— start Listed entries —

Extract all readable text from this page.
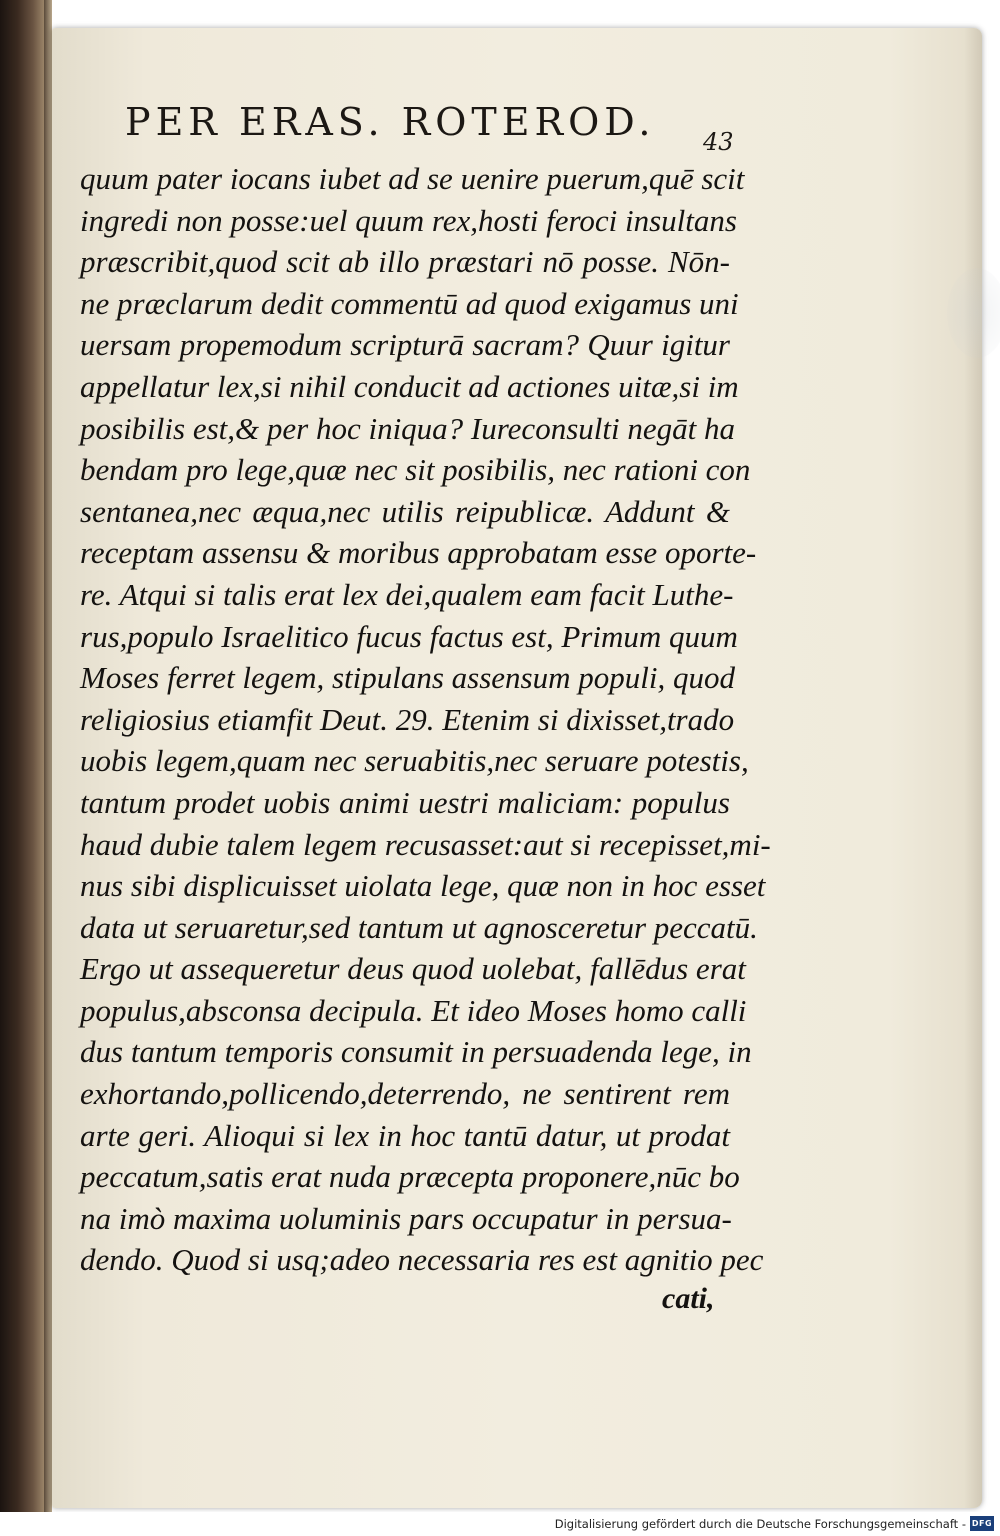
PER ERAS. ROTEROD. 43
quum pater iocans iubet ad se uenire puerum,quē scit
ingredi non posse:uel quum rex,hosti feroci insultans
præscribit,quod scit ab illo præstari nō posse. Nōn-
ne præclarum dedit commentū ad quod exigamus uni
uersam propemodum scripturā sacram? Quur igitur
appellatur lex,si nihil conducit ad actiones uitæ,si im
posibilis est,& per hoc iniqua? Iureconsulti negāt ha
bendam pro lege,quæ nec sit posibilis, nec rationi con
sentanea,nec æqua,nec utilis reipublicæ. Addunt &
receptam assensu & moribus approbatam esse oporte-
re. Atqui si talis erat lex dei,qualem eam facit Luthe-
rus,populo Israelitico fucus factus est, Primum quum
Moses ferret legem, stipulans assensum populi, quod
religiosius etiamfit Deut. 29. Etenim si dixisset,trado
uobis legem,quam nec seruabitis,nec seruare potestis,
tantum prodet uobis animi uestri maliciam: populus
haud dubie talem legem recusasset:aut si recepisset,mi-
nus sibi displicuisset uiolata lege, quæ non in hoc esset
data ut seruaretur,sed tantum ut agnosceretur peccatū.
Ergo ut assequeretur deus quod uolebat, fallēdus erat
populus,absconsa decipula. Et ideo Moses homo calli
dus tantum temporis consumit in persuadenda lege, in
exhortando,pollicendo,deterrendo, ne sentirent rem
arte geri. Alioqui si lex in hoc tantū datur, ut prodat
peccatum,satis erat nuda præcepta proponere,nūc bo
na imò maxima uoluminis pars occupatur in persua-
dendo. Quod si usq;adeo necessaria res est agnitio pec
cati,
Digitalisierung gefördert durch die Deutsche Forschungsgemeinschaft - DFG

— end Listed entries —
— start Listed entries —

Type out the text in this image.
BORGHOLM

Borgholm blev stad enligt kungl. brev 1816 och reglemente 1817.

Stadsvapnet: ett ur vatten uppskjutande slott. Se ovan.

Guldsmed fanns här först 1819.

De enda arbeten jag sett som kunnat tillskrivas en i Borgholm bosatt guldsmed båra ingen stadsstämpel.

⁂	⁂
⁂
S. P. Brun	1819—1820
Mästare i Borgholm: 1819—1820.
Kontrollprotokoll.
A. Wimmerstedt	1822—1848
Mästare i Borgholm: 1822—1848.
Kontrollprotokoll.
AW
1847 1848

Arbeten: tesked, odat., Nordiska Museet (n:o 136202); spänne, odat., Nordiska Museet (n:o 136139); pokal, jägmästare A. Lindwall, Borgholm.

— end Listed entries —
— start Listed entries —

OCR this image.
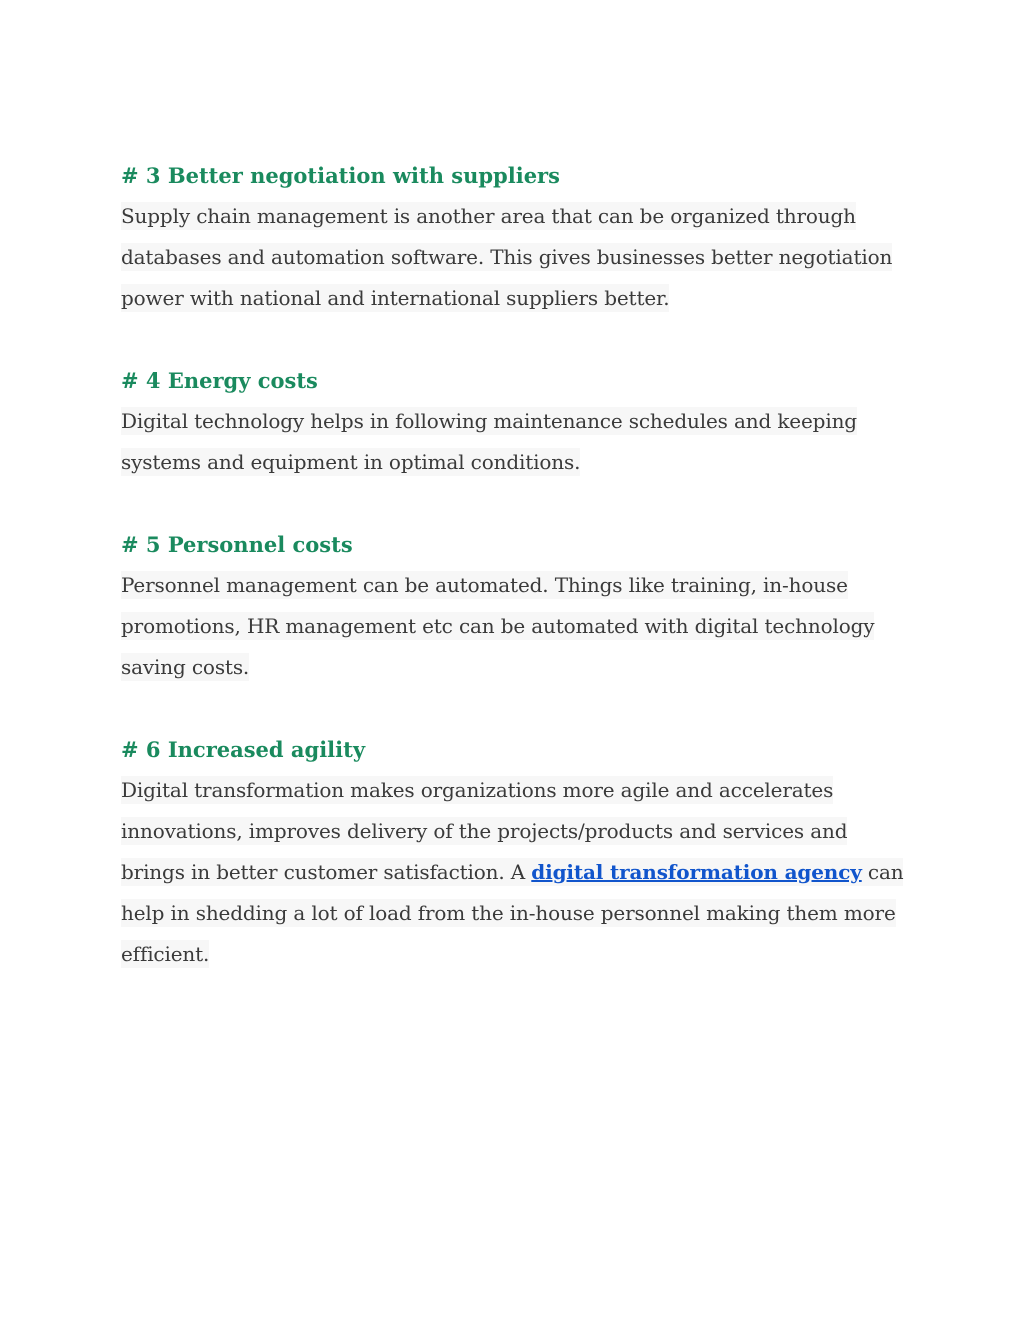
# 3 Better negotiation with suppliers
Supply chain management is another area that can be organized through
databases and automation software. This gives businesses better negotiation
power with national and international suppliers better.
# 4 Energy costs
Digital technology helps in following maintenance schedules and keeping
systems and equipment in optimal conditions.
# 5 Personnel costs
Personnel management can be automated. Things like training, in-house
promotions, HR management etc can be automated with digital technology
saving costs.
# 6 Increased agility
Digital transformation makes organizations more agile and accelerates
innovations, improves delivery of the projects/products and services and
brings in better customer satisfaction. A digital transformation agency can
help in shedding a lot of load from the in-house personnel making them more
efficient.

— end Listed entries —

### Aim:
For each line in the data above that contains the string "posibilis", extract the line.

### Result for this exercise:
posibilis est,& per hoc iniqua? Iureconsulti negāt ha
bendam pro lege,quæ nec sit posibilis, nec rationi con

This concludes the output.